(A block of data)
::::
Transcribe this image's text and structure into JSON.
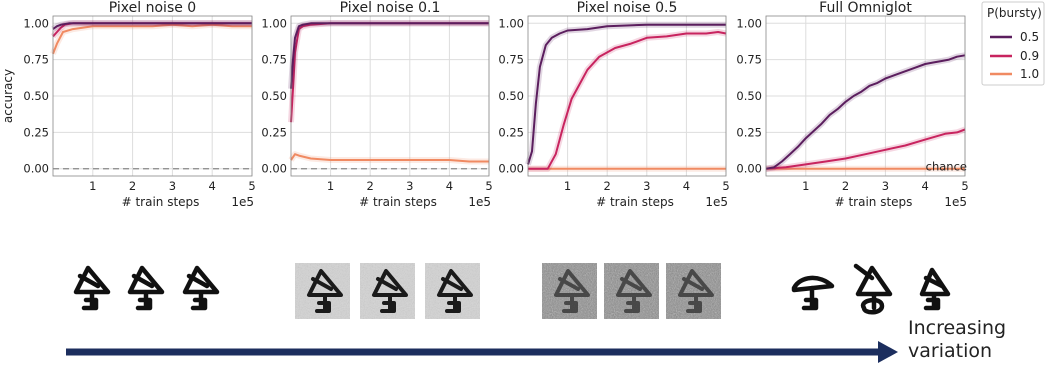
{
  "colors": {
    "p05": "#5b1e5e",
    "p09": "#c8245f",
    "p10": "#f08a62",
    "arrow": "#1c2e5e",
    "chance": "#888888"
  },
  "legend": {
    "title": "P(bursty)",
    "entries": [
      "0.5",
      "0.9",
      "1.0"
    ]
  },
  "caption": {
    "line1": "Increasing",
    "line2": "variation"
  },
  "chart_data": [
    {
      "type": "line",
      "title": "Pixel noise 0",
      "xlabel": "# train steps",
      "ylabel": "accuracy",
      "x_offset_label": "1e5",
      "xlim": [
        0,
        5
      ],
      "ylim": [
        -0.05,
        1.05
      ],
      "xticks": [
        "1",
        "2",
        "3",
        "4",
        "5"
      ],
      "yticks": [
        "0.00",
        "0.25",
        "0.50",
        "0.75",
        "1.00"
      ],
      "chance_line": 0.0,
      "series": [
        {
          "name": "0.5",
          "x": [
            0,
            0.1,
            0.2,
            0.4,
            1,
            2,
            3,
            4,
            5
          ],
          "y": [
            0.96,
            0.98,
            0.99,
            1.0,
            1.0,
            1.0,
            1.0,
            1.0,
            1.0
          ]
        },
        {
          "name": "0.9",
          "x": [
            0,
            0.1,
            0.2,
            0.3,
            0.5,
            1,
            2,
            3,
            4,
            5
          ],
          "y": [
            0.91,
            0.94,
            0.97,
            0.99,
            1.0,
            1.0,
            1.0,
            1.0,
            1.0,
            1.0
          ]
        },
        {
          "name": "1.0",
          "x": [
            0,
            0.1,
            0.25,
            0.5,
            1,
            1.5,
            2,
            2.5,
            3,
            3.5,
            4,
            4.5,
            5
          ],
          "y": [
            0.79,
            0.86,
            0.94,
            0.96,
            0.98,
            0.98,
            0.98,
            0.98,
            0.99,
            0.98,
            0.99,
            0.98,
            0.98
          ]
        }
      ]
    },
    {
      "type": "line",
      "title": "Pixel noise 0.1",
      "xlabel": "# train steps",
      "x_offset_label": "1e5",
      "xlim": [
        0,
        5
      ],
      "ylim": [
        -0.05,
        1.05
      ],
      "xticks": [
        "1",
        "2",
        "3",
        "4",
        "5"
      ],
      "yticks": [
        "0.00",
        "0.25",
        "0.50",
        "0.75",
        "1.00"
      ],
      "chance_line": 0.0,
      "series": [
        {
          "name": "0.5",
          "x": [
            0,
            0.05,
            0.1,
            0.2,
            0.3,
            0.5,
            1,
            2,
            3,
            4,
            5
          ],
          "y": [
            0.55,
            0.75,
            0.9,
            0.98,
            0.99,
            1.0,
            1.0,
            1.0,
            1.0,
            1.0,
            1.0
          ]
        },
        {
          "name": "0.9",
          "x": [
            0,
            0.05,
            0.1,
            0.2,
            0.3,
            0.5,
            1,
            2,
            3,
            4,
            5
          ],
          "y": [
            0.32,
            0.55,
            0.8,
            0.96,
            0.98,
            0.99,
            1.0,
            1.0,
            1.0,
            1.0,
            1.0
          ]
        },
        {
          "name": "1.0",
          "x": [
            0,
            0.1,
            0.2,
            0.5,
            1,
            1.5,
            2,
            2.5,
            3,
            3.5,
            4,
            4.5,
            5
          ],
          "y": [
            0.06,
            0.1,
            0.09,
            0.07,
            0.06,
            0.06,
            0.06,
            0.06,
            0.06,
            0.06,
            0.06,
            0.05,
            0.05
          ]
        }
      ]
    },
    {
      "type": "line",
      "title": "Pixel noise 0.5",
      "xlabel": "# train steps",
      "x_offset_label": "1e5",
      "xlim": [
        0,
        5
      ],
      "ylim": [
        -0.05,
        1.05
      ],
      "xticks": [
        "1",
        "2",
        "3",
        "4",
        "5"
      ],
      "yticks": [
        "0.00",
        "0.25",
        "0.50",
        "0.75",
        "1.00"
      ],
      "series": [
        {
          "name": "0.5",
          "x": [
            0,
            0.1,
            0.2,
            0.3,
            0.45,
            0.6,
            0.8,
            1,
            1.5,
            2,
            3,
            4,
            5
          ],
          "y": [
            0.03,
            0.12,
            0.45,
            0.7,
            0.85,
            0.9,
            0.93,
            0.95,
            0.96,
            0.98,
            0.99,
            0.99,
            0.99
          ]
        },
        {
          "name": "0.9",
          "x": [
            0,
            0.5,
            0.7,
            0.9,
            1.1,
            1.3,
            1.5,
            1.8,
            2.2,
            2.6,
            3,
            3.5,
            4,
            4.5,
            4.8,
            5
          ],
          "y": [
            0.0,
            0.0,
            0.1,
            0.3,
            0.48,
            0.58,
            0.68,
            0.77,
            0.83,
            0.86,
            0.9,
            0.91,
            0.93,
            0.93,
            0.94,
            0.93
          ]
        },
        {
          "name": "1.0",
          "x": [
            0,
            5
          ],
          "y": [
            0.0,
            0.0
          ]
        }
      ]
    },
    {
      "type": "line",
      "title": "Full Omniglot",
      "xlabel": "# train steps",
      "x_offset_label": "1e5",
      "xlim": [
        0,
        5
      ],
      "ylim": [
        -0.05,
        1.05
      ],
      "xticks": [
        "1",
        "2",
        "3",
        "4",
        "5"
      ],
      "yticks": [
        "0.00",
        "0.25",
        "0.50",
        "0.75",
        "1.00"
      ],
      "chance_label": "chance",
      "series": [
        {
          "name": "0.5",
          "x": [
            0,
            0.2,
            0.4,
            0.6,
            0.8,
            1,
            1.2,
            1.4,
            1.6,
            1.8,
            2,
            2.2,
            2.4,
            2.6,
            2.8,
            3,
            3.2,
            3.4,
            3.6,
            3.8,
            4,
            4.2,
            4.4,
            4.6,
            4.8,
            5
          ],
          "y": [
            0.0,
            0.01,
            0.05,
            0.1,
            0.15,
            0.21,
            0.26,
            0.31,
            0.37,
            0.41,
            0.46,
            0.5,
            0.53,
            0.57,
            0.59,
            0.62,
            0.64,
            0.66,
            0.68,
            0.7,
            0.72,
            0.73,
            0.74,
            0.75,
            0.77,
            0.78
          ]
        },
        {
          "name": "0.9",
          "x": [
            0,
            0.5,
            1,
            1.5,
            2,
            2.5,
            3,
            3.5,
            4,
            4.5,
            4.8,
            5
          ],
          "y": [
            0.0,
            0.01,
            0.03,
            0.05,
            0.07,
            0.1,
            0.13,
            0.16,
            0.2,
            0.24,
            0.25,
            0.27
          ]
        },
        {
          "name": "1.0",
          "x": [
            0,
            5
          ],
          "y": [
            0.0,
            0.0
          ]
        }
      ]
    }
  ]
}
::::
**WRITTEN REQUEST:** Which lines contain the word "title"? Copy each one.

**EXERCISE RESULT:**
    "title": "P(bursty)",
      "title": "Pixel noise 0",
      "title": "Pixel noise 0.1",
      "title": "Pixel noise 0.5",
      "title": "Full Omniglot",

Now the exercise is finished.